** TASK DIRECTIONS **
Collect from the data below each line with "What".

## Begin DATASET RECORDS

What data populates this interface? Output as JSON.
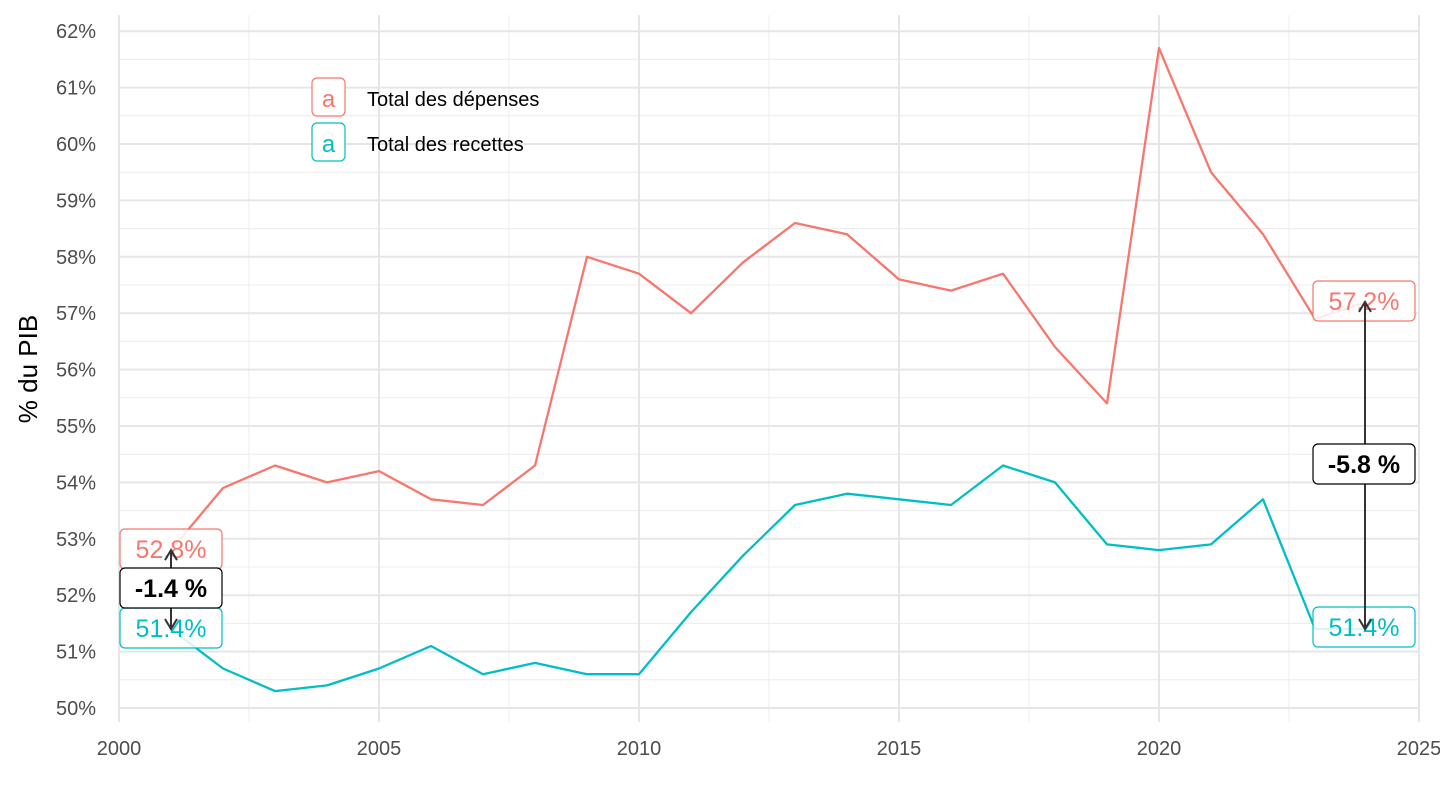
{
  "chart_data": {
    "type": "line",
    "title": "",
    "xlabel": "",
    "ylabel": "% du PIB",
    "xlim": [
      2000,
      2025
    ],
    "ylim": [
      50,
      62
    ],
    "x_ticks": [
      2000,
      2005,
      2010,
      2015,
      2020,
      2025
    ],
    "x_tick_labels": [
      "2000",
      "2005",
      "2010",
      "2015",
      "2020",
      "2025"
    ],
    "y_ticks": [
      50,
      51,
      52,
      53,
      54,
      55,
      56,
      57,
      58,
      59,
      60,
      61,
      62
    ],
    "y_tick_labels": [
      "50%",
      "51%",
      "52%",
      "53%",
      "54%",
      "55%",
      "56%",
      "57%",
      "58%",
      "59%",
      "60%",
      "61%",
      "62%"
    ],
    "grid": true,
    "legend_position": "top-left",
    "x": [
      2001,
      2002,
      2003,
      2004,
      2005,
      2006,
      2007,
      2008,
      2009,
      2010,
      2011,
      2012,
      2013,
      2014,
      2015,
      2016,
      2017,
      2018,
      2019,
      2020,
      2021,
      2022,
      2023,
      2024
    ],
    "series": [
      {
        "name": "Total des dépenses",
        "color": "#F8766D",
        "values": [
          52.8,
          53.9,
          54.3,
          54.0,
          54.2,
          53.7,
          53.6,
          54.3,
          58.0,
          57.7,
          57.0,
          57.9,
          58.6,
          58.4,
          57.6,
          57.4,
          57.7,
          56.4,
          55.4,
          61.7,
          59.5,
          58.4,
          56.9,
          57.2
        ]
      },
      {
        "name": "Total des recettes",
        "color": "#00BFC4",
        "values": [
          51.4,
          50.7,
          50.3,
          50.4,
          50.7,
          51.1,
          50.6,
          50.8,
          50.6,
          50.6,
          51.7,
          52.7,
          53.6,
          53.8,
          53.7,
          53.6,
          54.3,
          54.0,
          52.9,
          52.8,
          52.9,
          53.7,
          51.4,
          51.4
        ]
      }
    ],
    "annotations": [
      {
        "x": 2001,
        "top": 52.8,
        "bottom": 51.4,
        "top_label": "52.8%",
        "bottom_label": "51.4%",
        "diff_label": "-1.4 %"
      },
      {
        "x": 2024,
        "top": 57.2,
        "bottom": 51.4,
        "top_label": "57.2%",
        "bottom_label": "51.4%",
        "diff_label": "-5.8 %"
      }
    ],
    "legend": [
      {
        "key_glyph": "a",
        "label": "Total des dépenses",
        "color": "#F8766D"
      },
      {
        "key_glyph": "a",
        "label": "Total des recettes",
        "color": "#00BFC4"
      }
    ]
  }
}
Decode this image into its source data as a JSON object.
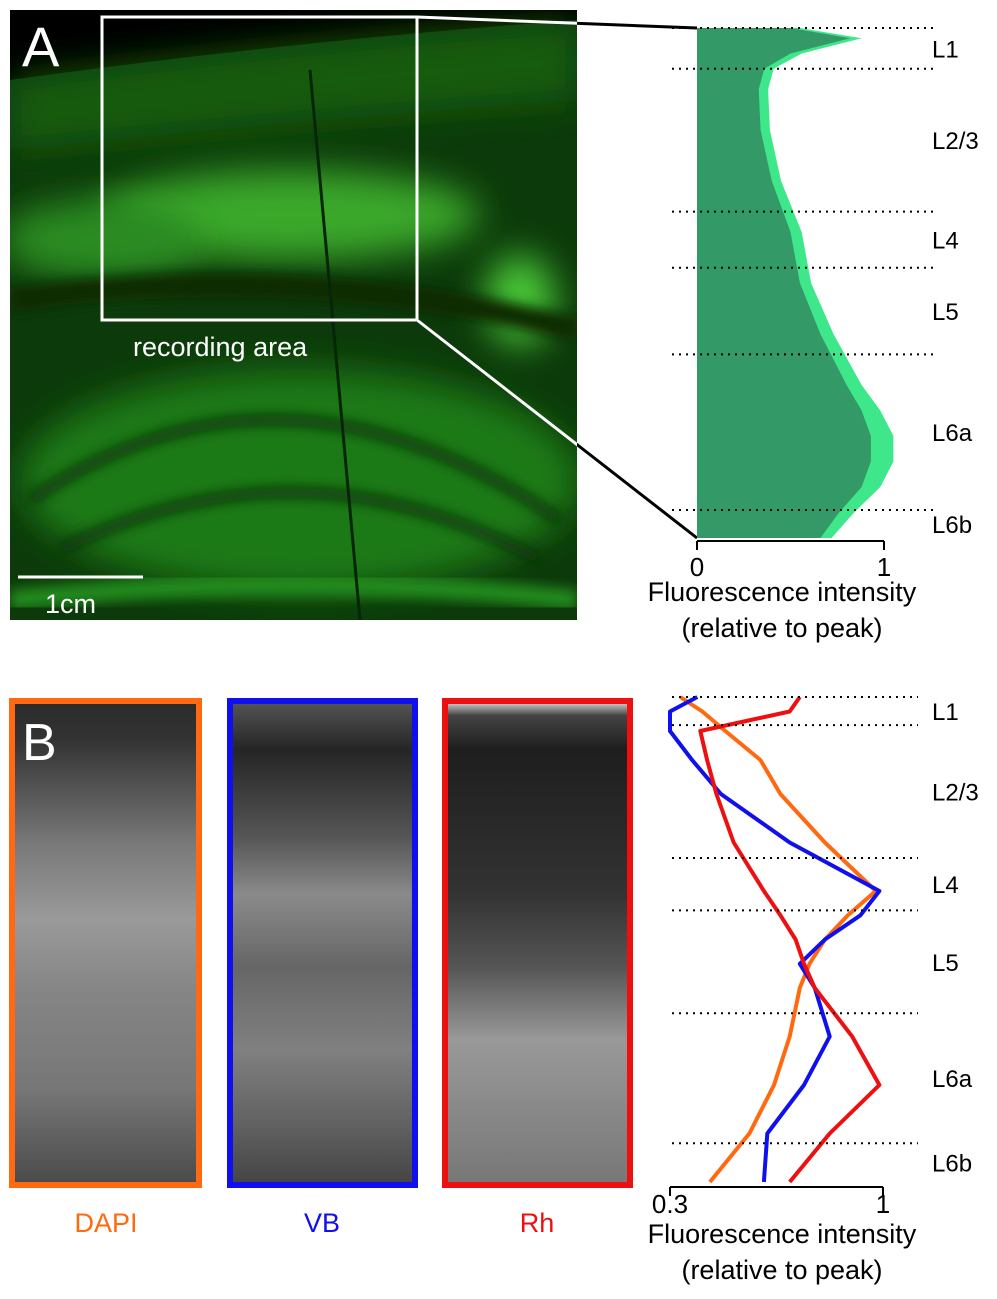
{
  "panel_a": {
    "label": "A",
    "annotation": "recording area",
    "scale_bar": "1cm"
  },
  "panel_b": {
    "label": "B"
  },
  "chart_data": [
    {
      "type": "area",
      "xlabel": [
        "Fluorescence intensity",
        "(relative to peak)"
      ],
      "xlim": [
        0,
        1
      ],
      "xticks": [
        0,
        1
      ],
      "ylim": [
        0,
        1
      ],
      "depth": [
        0,
        0.02,
        0.05,
        0.08,
        0.12,
        0.2,
        0.3,
        0.4,
        0.5,
        0.6,
        0.7,
        0.75,
        0.8,
        0.85,
        0.9,
        0.95,
        1.0
      ],
      "values": [
        0.5,
        0.82,
        0.5,
        0.36,
        0.33,
        0.34,
        0.4,
        0.5,
        0.55,
        0.66,
        0.8,
        0.88,
        0.93,
        0.93,
        0.88,
        0.76,
        0.66
      ],
      "errors": [
        0.05,
        0.06,
        0.06,
        0.05,
        0.05,
        0.05,
        0.05,
        0.06,
        0.06,
        0.07,
        0.08,
        0.1,
        0.12,
        0.12,
        0.1,
        0.08,
        0.06
      ],
      "color": "#339966",
      "error_color": "#3ee88a",
      "layers": [
        "L1",
        "L2/3",
        "L4",
        "L5",
        "L6a",
        "L6b"
      ],
      "layer_boundaries": [
        0,
        0.08,
        0.36,
        0.47,
        0.64,
        0.945
      ]
    },
    {
      "type": "line",
      "xlabel": [
        "Fluorescence intensity",
        "(relative to peak)"
      ],
      "xscale": "log",
      "xlim": [
        0.3,
        1
      ],
      "xticks": [
        0.3,
        1
      ],
      "ylim": [
        0,
        1
      ],
      "depth": [
        0,
        0.03,
        0.07,
        0.13,
        0.2,
        0.3,
        0.4,
        0.45,
        0.5,
        0.55,
        0.6,
        0.7,
        0.8,
        0.9,
        1.0
      ],
      "series": [
        {
          "name": "DAPI",
          "color": "#ff6a10",
          "values": [
            0.318,
            0.36,
            0.41,
            0.5,
            0.56,
            0.72,
            0.96,
            0.82,
            0.72,
            0.66,
            0.625,
            0.59,
            0.54,
            0.47,
            0.376
          ]
        },
        {
          "name": "VB",
          "color": "#1010ee",
          "values": [
            0.35,
            0.3,
            0.3,
            0.34,
            0.4,
            0.59,
            0.98,
            0.88,
            0.72,
            0.625,
            0.68,
            0.74,
            0.64,
            0.52,
            0.51
          ]
        },
        {
          "name": "Rh",
          "color": "#ee1010",
          "values": [
            0.625,
            0.59,
            0.356,
            0.37,
            0.39,
            0.43,
            0.51,
            0.56,
            0.61,
            0.64,
            0.68,
            0.84,
            0.98,
            0.74,
            0.59
          ]
        }
      ],
      "layers": [
        "L1",
        "L2/3",
        "L4",
        "L5",
        "L6a",
        "L6b"
      ],
      "layer_boundaries": [
        0,
        0.058,
        0.332,
        0.44,
        0.652,
        0.92
      ]
    }
  ]
}
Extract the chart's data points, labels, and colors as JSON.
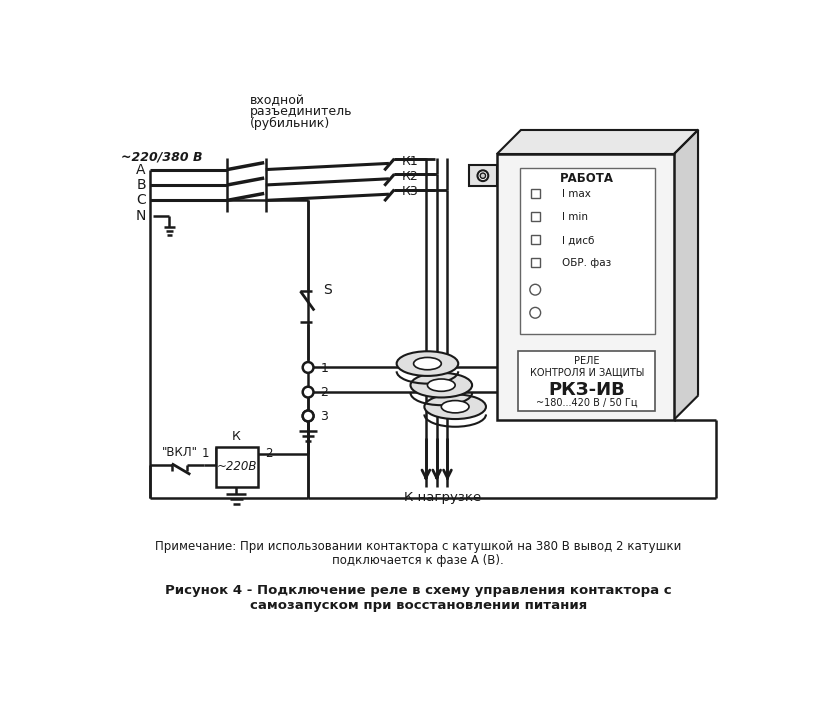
{
  "bg_color": "#ffffff",
  "lc": "#1a1a1a",
  "title": "Рисунок 4 - Подключение реле в схему управления контактора с\nсамозапуском при восстановлении питания",
  "note": "Примечание: При использовании контактора с катушкой на 380 В вывод 2 катушки\n                        подключается к фазе А (В).",
  "volt_label": "~220/380 В",
  "switch_line1": "входной",
  "switch_line2": "разъединитель",
  "switch_line3": "(рубильник)",
  "phases": [
    "A",
    "B",
    "C",
    "N"
  ],
  "contacts": [
    "К1",
    "К2",
    "К3"
  ],
  "s_label": "S",
  "vkl_label": "\"ВКЛ\"",
  "k_label": "К",
  "coil_label": "~220В",
  "load_label": "К нагрузке",
  "rabota": "РАБОТА",
  "inds": [
    "I max",
    "I min",
    "I дисб",
    "ОБР. фаз"
  ],
  "dev1": "РЕЛЕ",
  "dev2": "КОНТРОЛЯ И ЗАЩИТЫ",
  "dev3": "РКЗ-ИВ",
  "dev4": "~180...420 В / 50 Гц"
}
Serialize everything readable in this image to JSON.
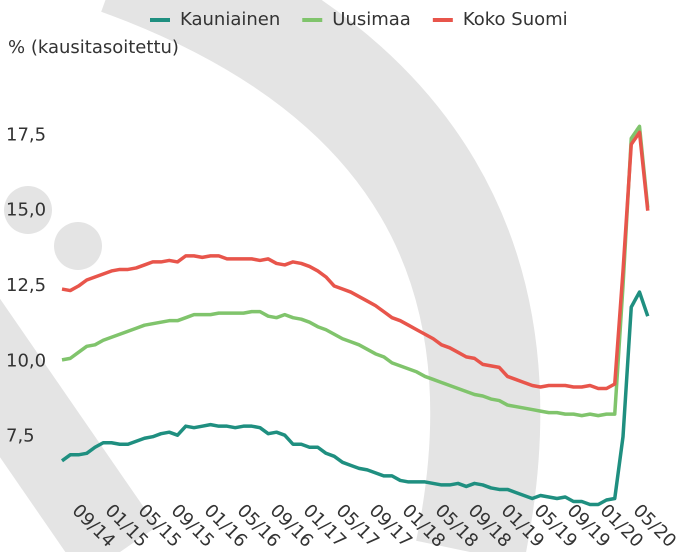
{
  "chart_data": {
    "type": "line",
    "y_label": "% (kausitasoitettu)",
    "categories": [
      null,
      null,
      null,
      "09/14",
      null,
      null,
      null,
      "01/15",
      null,
      null,
      null,
      "05/15",
      null,
      null,
      null,
      "09/15",
      null,
      null,
      null,
      "01/16",
      null,
      null,
      null,
      "05/16",
      null,
      null,
      null,
      "09/16",
      null,
      null,
      null,
      "01/17",
      null,
      null,
      null,
      "05/17",
      null,
      null,
      null,
      "09/17",
      null,
      null,
      null,
      "01/18",
      null,
      null,
      null,
      "05/18",
      null,
      null,
      null,
      "09/18",
      null,
      null,
      null,
      "01/19",
      null,
      null,
      null,
      "05/19",
      null,
      null,
      null,
      "09/19",
      null,
      null,
      null,
      "01/20",
      null,
      null,
      null,
      "05/20"
    ],
    "series": [
      {
        "name": "Kauniainen",
        "color": "#1f8f80",
        "values": [
          6.7,
          6.9,
          6.9,
          6.95,
          7.15,
          7.3,
          7.3,
          7.25,
          7.25,
          7.35,
          7.45,
          7.5,
          7.6,
          7.65,
          7.55,
          7.85,
          7.8,
          7.85,
          7.9,
          7.85,
          7.85,
          7.8,
          7.85,
          7.85,
          7.8,
          7.6,
          7.65,
          7.55,
          7.25,
          7.25,
          7.15,
          7.15,
          6.95,
          6.85,
          6.65,
          6.55,
          6.45,
          6.4,
          6.3,
          6.2,
          6.2,
          6.05,
          6.0,
          6.0,
          6.0,
          5.95,
          5.9,
          5.9,
          5.95,
          5.85,
          5.95,
          5.9,
          5.8,
          5.75,
          5.75,
          5.65,
          5.55,
          5.45,
          5.55,
          5.5,
          5.45,
          5.5,
          5.35,
          5.35,
          5.25,
          5.25,
          5.4,
          5.45,
          7.5,
          11.8,
          12.3,
          11.5
        ]
      },
      {
        "name": "Uusimaa",
        "color": "#80c46c",
        "values": [
          10.05,
          10.1,
          10.3,
          10.5,
          10.55,
          10.7,
          10.8,
          10.9,
          11.0,
          11.1,
          11.2,
          11.25,
          11.3,
          11.35,
          11.35,
          11.45,
          11.55,
          11.55,
          11.55,
          11.6,
          11.6,
          11.6,
          11.6,
          11.65,
          11.65,
          11.5,
          11.45,
          11.55,
          11.45,
          11.4,
          11.3,
          11.15,
          11.05,
          10.9,
          10.75,
          10.65,
          10.55,
          10.4,
          10.25,
          10.15,
          9.95,
          9.85,
          9.75,
          9.65,
          9.5,
          9.4,
          9.3,
          9.2,
          9.1,
          9.0,
          8.9,
          8.85,
          8.75,
          8.7,
          8.55,
          8.5,
          8.45,
          8.4,
          8.35,
          8.3,
          8.3,
          8.25,
          8.25,
          8.2,
          8.25,
          8.2,
          8.25,
          8.25,
          12.5,
          17.4,
          17.8,
          15.1
        ]
      },
      {
        "name": "Koko Suomi",
        "color": "#e8554b",
        "values": [
          12.4,
          12.35,
          12.5,
          12.7,
          12.8,
          12.9,
          13.0,
          13.05,
          13.05,
          13.1,
          13.2,
          13.3,
          13.3,
          13.35,
          13.3,
          13.5,
          13.5,
          13.45,
          13.5,
          13.5,
          13.4,
          13.4,
          13.4,
          13.4,
          13.35,
          13.4,
          13.25,
          13.2,
          13.3,
          13.25,
          13.15,
          13.0,
          12.8,
          12.5,
          12.4,
          12.3,
          12.15,
          12.0,
          11.85,
          11.65,
          11.45,
          11.35,
          11.2,
          11.05,
          10.9,
          10.75,
          10.55,
          10.45,
          10.3,
          10.15,
          10.1,
          9.9,
          9.85,
          9.8,
          9.5,
          9.4,
          9.3,
          9.2,
          9.15,
          9.2,
          9.2,
          9.2,
          9.15,
          9.15,
          9.2,
          9.1,
          9.1,
          9.25,
          13.0,
          17.2,
          17.6,
          15.0
        ]
      }
    ],
    "ylim": [
      5.4,
      20
    ],
    "yticks": [
      {
        "value": 7.5,
        "label": "7,5"
      },
      {
        "value": 10,
        "label": "10,0"
      },
      {
        "value": 12.5,
        "label": "12,5"
      },
      {
        "value": 15,
        "label": "15,0"
      },
      {
        "value": 17.5,
        "label": "17,5"
      }
    ],
    "grid": false
  }
}
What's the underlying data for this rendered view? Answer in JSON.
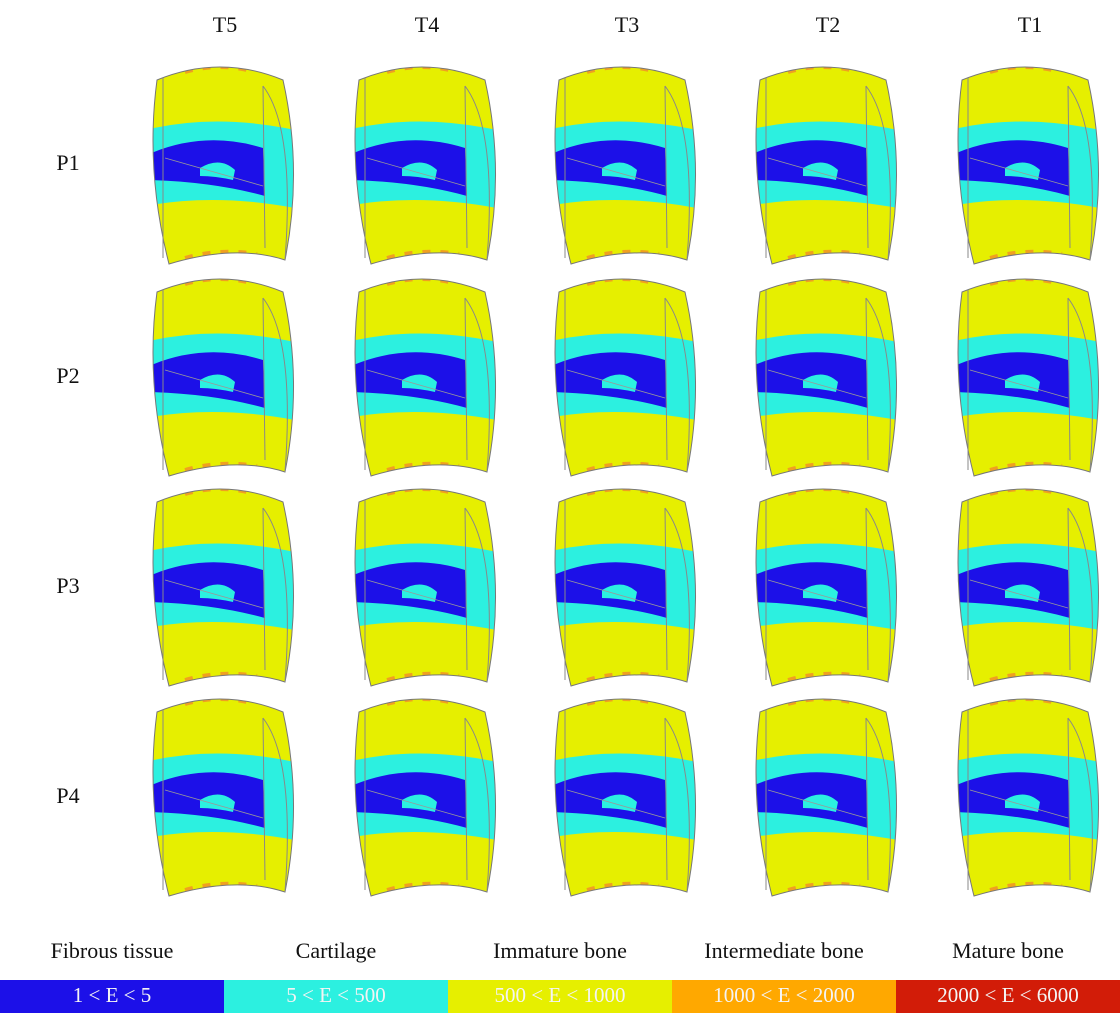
{
  "columns": [
    "T5",
    "T4",
    "T3",
    "T2",
    "T1"
  ],
  "rows": [
    "P1",
    "P2",
    "P3",
    "P4"
  ],
  "legend": [
    {
      "name": "Fibrous tissue",
      "range": "1 < E < 5"
    },
    {
      "name": "Cartilage",
      "range": "5 < E < 500"
    },
    {
      "name": "Immature bone",
      "range": "500 < E < 1000"
    },
    {
      "name": "Intermediate bone",
      "range": "1000 < E < 2000"
    },
    {
      "name": "Mature bone",
      "range": "2000 < E < 6000"
    }
  ]
}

## End DATASET RECORDS

** ANSWER BELOW **
What data populates this interface? Output as JSON.
What's the underlying data for this rendered view? Answer in JSON.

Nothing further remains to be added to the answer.